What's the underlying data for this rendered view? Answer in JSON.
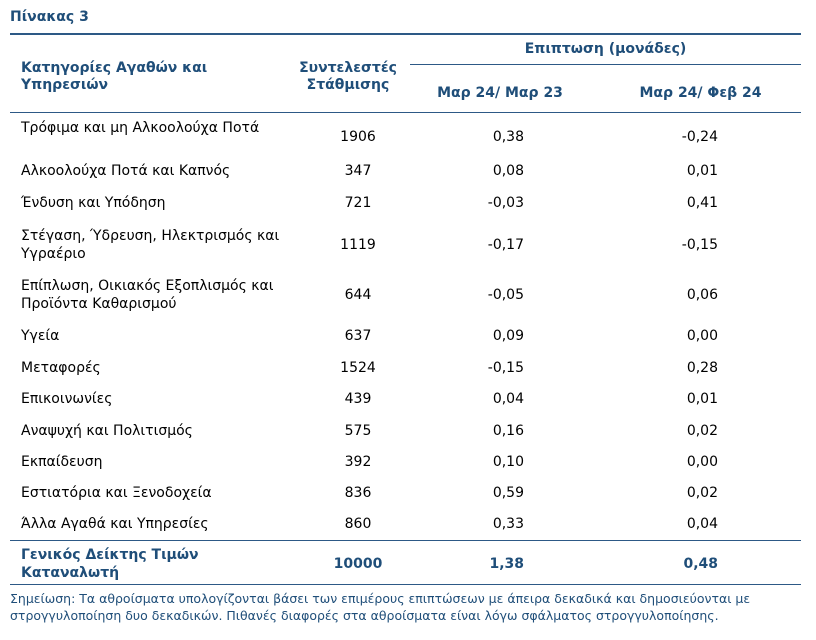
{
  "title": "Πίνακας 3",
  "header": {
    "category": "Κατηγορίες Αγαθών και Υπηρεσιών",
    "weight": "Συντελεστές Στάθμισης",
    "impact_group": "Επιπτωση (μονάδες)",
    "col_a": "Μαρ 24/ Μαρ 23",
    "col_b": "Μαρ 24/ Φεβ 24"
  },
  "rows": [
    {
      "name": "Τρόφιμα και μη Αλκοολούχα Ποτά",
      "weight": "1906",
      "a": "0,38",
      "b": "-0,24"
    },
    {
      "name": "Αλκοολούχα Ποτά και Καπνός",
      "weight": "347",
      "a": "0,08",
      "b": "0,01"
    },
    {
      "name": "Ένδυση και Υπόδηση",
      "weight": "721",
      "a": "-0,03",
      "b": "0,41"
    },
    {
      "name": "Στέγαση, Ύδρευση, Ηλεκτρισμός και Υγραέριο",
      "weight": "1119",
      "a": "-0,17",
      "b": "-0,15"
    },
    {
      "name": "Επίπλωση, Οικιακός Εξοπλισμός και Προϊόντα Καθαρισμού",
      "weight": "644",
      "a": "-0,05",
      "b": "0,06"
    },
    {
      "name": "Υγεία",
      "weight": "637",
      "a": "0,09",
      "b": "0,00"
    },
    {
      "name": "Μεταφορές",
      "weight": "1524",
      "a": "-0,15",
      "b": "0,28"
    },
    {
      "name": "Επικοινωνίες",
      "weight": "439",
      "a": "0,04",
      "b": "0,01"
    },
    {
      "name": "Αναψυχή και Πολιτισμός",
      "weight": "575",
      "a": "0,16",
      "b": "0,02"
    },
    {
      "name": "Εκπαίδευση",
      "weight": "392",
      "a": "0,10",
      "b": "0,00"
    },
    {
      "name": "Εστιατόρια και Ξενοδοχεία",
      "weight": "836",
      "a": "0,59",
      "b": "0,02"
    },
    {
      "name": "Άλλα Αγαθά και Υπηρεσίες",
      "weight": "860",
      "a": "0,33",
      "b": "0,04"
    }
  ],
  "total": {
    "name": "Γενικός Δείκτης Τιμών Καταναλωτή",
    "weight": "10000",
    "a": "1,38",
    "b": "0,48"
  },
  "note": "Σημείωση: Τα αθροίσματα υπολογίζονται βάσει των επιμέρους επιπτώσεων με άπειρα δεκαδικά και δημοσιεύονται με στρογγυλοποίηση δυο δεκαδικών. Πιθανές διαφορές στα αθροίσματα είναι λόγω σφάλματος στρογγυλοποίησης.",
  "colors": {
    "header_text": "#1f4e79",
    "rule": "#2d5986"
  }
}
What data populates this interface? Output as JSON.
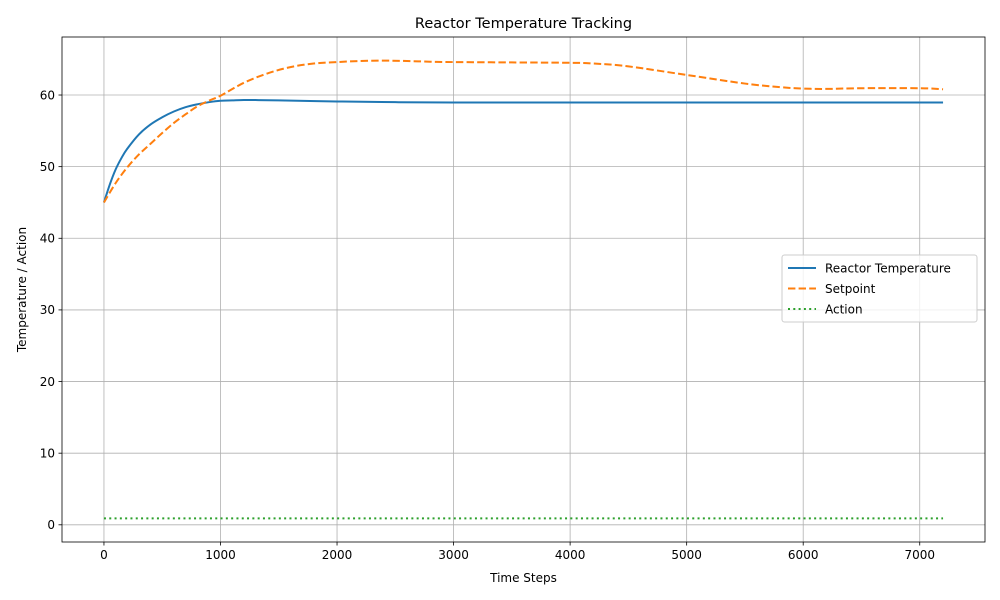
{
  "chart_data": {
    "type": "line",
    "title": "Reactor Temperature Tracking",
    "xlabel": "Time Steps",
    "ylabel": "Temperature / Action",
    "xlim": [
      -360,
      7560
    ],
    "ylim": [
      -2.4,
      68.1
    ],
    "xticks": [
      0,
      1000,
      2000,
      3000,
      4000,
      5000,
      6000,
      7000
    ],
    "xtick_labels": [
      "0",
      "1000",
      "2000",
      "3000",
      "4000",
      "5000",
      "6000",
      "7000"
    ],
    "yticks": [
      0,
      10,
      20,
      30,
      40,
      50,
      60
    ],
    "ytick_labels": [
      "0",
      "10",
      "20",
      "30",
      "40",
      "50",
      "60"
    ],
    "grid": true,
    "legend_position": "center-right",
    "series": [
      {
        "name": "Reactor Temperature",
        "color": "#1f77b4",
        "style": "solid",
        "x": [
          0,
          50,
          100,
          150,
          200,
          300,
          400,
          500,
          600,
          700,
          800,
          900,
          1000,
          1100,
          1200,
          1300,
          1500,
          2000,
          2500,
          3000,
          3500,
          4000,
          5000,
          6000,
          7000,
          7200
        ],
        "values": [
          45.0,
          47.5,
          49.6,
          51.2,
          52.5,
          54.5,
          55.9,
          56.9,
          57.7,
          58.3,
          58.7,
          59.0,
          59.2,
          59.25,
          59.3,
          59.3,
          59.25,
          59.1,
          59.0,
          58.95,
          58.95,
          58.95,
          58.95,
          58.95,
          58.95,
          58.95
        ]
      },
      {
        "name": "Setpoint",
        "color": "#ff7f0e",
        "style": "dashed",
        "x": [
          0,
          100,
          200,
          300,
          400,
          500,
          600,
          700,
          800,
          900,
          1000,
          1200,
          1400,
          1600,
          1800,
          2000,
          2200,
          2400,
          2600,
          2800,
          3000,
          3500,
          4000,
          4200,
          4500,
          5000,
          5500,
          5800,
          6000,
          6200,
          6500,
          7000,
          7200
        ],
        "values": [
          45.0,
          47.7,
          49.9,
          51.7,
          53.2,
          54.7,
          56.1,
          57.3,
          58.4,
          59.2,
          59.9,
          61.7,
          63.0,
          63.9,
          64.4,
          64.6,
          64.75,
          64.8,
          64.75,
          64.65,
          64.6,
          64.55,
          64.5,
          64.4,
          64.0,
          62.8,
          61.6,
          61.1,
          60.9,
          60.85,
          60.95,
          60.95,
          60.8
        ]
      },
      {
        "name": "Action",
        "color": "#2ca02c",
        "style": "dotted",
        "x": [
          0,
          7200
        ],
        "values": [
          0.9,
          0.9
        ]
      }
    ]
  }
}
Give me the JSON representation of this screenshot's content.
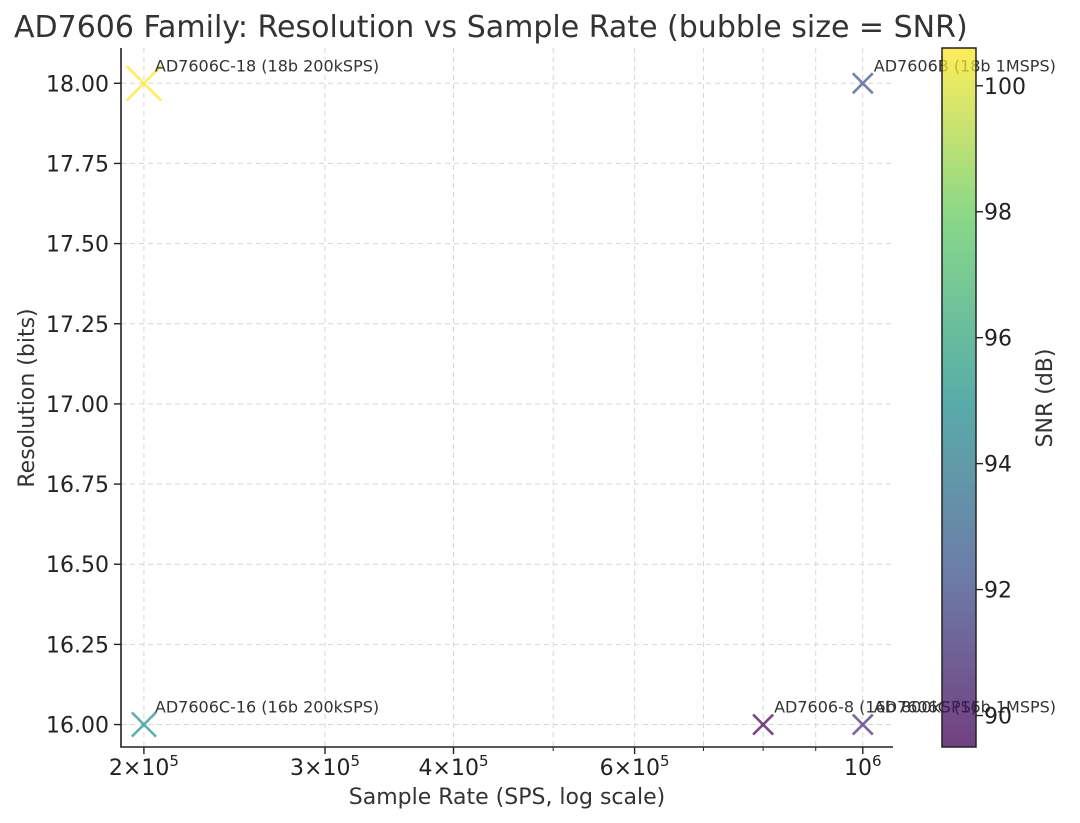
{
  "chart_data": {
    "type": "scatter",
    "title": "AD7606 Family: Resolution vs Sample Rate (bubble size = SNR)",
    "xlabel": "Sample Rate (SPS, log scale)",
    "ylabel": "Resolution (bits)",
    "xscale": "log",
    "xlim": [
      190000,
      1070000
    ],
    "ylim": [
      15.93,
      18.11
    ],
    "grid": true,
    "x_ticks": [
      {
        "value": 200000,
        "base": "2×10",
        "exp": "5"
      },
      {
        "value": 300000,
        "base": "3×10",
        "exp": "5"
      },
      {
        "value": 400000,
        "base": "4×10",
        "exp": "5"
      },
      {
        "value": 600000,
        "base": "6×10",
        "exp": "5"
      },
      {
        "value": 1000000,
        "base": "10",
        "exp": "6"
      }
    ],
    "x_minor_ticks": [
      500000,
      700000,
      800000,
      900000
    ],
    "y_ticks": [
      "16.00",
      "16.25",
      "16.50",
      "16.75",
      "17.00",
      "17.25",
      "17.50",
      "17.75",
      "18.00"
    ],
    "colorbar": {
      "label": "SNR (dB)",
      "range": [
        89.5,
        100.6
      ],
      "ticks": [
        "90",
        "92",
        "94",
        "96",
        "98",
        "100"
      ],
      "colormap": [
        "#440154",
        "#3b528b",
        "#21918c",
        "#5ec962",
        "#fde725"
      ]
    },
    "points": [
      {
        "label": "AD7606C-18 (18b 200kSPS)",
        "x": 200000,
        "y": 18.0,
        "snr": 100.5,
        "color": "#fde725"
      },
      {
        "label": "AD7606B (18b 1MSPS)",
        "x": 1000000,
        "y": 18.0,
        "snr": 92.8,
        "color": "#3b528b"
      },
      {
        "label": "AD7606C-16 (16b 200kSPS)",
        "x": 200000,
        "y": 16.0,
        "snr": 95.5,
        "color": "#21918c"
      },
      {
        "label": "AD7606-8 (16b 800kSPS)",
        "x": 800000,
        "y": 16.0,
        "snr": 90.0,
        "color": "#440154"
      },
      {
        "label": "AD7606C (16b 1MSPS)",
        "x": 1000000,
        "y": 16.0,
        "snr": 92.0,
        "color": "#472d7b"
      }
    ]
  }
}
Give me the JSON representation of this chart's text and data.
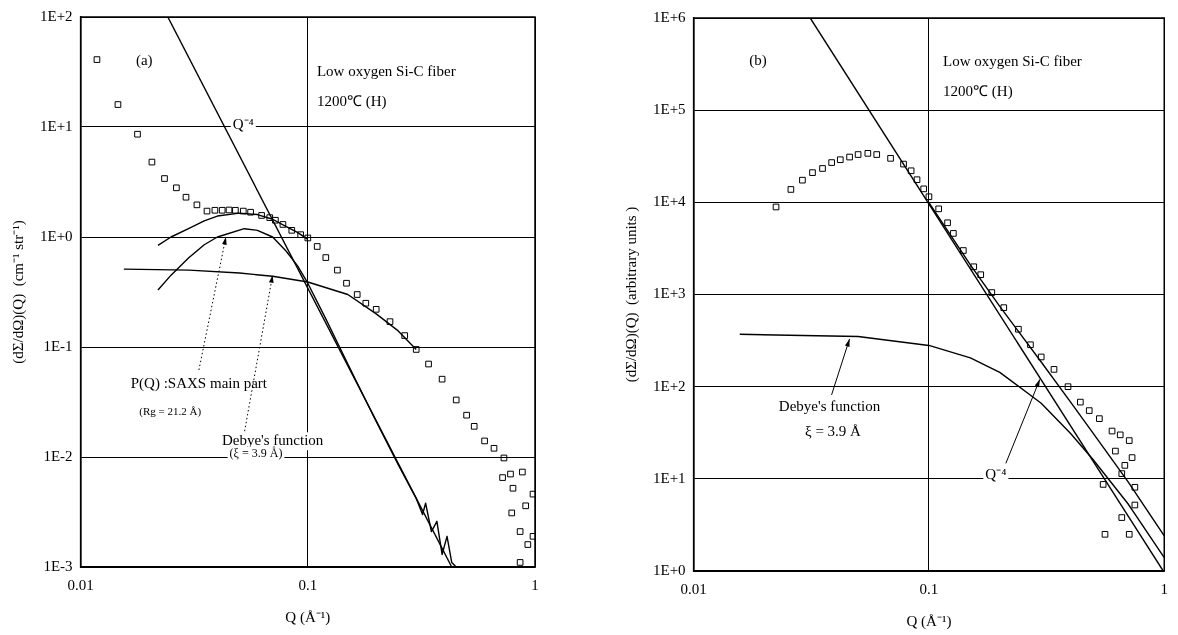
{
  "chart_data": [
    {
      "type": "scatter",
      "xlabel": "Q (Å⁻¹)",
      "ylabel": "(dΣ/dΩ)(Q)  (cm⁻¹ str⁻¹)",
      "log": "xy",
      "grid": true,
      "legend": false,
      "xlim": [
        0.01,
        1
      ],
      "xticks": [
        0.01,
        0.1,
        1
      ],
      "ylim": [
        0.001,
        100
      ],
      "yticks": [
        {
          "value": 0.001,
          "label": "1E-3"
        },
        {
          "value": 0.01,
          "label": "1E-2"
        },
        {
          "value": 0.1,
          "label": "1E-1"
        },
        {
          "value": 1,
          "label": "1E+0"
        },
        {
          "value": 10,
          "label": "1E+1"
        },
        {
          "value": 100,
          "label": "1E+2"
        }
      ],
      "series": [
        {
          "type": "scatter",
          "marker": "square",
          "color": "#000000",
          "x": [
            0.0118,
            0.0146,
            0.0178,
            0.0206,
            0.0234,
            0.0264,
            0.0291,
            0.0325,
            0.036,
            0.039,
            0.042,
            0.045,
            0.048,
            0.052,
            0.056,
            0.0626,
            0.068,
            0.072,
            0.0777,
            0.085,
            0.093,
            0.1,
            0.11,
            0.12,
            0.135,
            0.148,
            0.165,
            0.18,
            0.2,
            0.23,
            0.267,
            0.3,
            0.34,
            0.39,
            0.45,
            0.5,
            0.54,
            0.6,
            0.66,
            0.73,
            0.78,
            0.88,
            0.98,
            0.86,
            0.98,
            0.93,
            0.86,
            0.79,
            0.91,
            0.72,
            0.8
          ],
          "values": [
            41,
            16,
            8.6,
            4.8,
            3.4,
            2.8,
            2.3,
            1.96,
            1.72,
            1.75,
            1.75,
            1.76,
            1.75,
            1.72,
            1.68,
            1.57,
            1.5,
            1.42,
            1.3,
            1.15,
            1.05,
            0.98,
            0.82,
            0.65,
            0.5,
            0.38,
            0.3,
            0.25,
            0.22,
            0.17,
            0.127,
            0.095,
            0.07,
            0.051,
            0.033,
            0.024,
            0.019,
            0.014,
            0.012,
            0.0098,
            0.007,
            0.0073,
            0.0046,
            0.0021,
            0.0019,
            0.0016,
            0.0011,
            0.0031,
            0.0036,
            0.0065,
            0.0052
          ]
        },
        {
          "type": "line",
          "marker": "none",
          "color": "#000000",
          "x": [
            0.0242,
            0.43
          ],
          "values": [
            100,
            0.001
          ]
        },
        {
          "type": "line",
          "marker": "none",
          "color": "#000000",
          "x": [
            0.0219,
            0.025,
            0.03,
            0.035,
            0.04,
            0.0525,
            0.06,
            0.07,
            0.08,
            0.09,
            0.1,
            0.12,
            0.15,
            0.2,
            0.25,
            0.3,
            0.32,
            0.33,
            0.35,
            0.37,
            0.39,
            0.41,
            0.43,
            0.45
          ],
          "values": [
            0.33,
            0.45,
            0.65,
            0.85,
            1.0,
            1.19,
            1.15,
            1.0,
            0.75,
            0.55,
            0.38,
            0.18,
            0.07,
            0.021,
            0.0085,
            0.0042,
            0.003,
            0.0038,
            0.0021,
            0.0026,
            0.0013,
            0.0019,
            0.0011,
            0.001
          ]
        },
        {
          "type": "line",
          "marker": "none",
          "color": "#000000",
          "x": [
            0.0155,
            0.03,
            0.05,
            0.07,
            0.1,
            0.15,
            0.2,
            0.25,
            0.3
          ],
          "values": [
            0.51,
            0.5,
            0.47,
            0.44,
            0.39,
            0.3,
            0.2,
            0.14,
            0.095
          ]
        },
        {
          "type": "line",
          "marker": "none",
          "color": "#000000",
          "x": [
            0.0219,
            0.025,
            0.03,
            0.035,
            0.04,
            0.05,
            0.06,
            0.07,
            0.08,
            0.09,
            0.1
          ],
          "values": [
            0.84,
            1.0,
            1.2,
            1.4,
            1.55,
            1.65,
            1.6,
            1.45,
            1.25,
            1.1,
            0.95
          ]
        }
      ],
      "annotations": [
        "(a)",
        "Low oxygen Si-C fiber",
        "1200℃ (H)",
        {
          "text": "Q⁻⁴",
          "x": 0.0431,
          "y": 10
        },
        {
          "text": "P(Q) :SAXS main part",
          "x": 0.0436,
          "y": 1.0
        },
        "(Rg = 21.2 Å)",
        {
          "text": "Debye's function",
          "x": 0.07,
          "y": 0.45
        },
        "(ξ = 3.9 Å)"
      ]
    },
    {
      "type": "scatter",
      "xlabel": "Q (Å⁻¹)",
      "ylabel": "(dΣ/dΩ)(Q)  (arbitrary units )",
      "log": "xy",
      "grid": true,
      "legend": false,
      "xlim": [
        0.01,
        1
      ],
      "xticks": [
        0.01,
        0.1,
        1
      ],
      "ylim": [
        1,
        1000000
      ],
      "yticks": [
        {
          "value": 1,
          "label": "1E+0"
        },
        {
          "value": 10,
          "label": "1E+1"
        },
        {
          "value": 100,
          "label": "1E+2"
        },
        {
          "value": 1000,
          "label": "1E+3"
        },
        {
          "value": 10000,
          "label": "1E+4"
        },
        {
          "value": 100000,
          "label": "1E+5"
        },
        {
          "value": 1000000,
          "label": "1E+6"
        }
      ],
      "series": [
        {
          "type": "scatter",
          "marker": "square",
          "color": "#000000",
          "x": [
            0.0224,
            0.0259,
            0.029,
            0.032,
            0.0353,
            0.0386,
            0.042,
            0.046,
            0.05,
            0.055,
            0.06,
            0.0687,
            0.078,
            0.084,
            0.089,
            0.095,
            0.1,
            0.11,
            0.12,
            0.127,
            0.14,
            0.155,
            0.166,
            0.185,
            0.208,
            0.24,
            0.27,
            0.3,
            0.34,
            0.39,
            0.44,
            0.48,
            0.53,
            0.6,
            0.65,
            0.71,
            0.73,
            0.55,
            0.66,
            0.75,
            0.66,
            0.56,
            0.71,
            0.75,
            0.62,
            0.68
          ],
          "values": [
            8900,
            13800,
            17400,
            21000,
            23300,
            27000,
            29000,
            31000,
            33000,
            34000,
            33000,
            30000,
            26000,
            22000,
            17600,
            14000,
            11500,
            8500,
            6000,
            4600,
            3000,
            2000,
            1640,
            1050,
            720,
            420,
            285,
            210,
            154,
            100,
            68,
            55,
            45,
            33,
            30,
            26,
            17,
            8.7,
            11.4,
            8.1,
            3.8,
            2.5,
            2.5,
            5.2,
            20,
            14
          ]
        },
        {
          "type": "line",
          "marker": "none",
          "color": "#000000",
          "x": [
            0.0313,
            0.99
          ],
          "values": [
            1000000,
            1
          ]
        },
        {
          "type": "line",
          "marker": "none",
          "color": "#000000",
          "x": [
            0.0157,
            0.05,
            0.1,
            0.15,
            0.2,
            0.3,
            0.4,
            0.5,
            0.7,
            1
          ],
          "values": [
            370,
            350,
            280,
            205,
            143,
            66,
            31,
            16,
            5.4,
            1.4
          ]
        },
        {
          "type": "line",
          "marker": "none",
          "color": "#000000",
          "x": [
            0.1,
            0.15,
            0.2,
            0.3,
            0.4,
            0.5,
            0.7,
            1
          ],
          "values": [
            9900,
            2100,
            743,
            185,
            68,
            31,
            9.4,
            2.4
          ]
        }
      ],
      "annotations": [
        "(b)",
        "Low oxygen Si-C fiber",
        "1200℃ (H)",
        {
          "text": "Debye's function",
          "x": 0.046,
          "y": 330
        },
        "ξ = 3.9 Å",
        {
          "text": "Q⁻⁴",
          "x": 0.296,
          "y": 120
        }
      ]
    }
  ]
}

----------------------------------------

### Problem details
Copy out every line with the word "Resolution".

### Output for this exercise
    "title": "AD7606 Family: Resolution vs Sample Rate (bubble size = SNR)",
    "ylabel": "Resolution (bits)",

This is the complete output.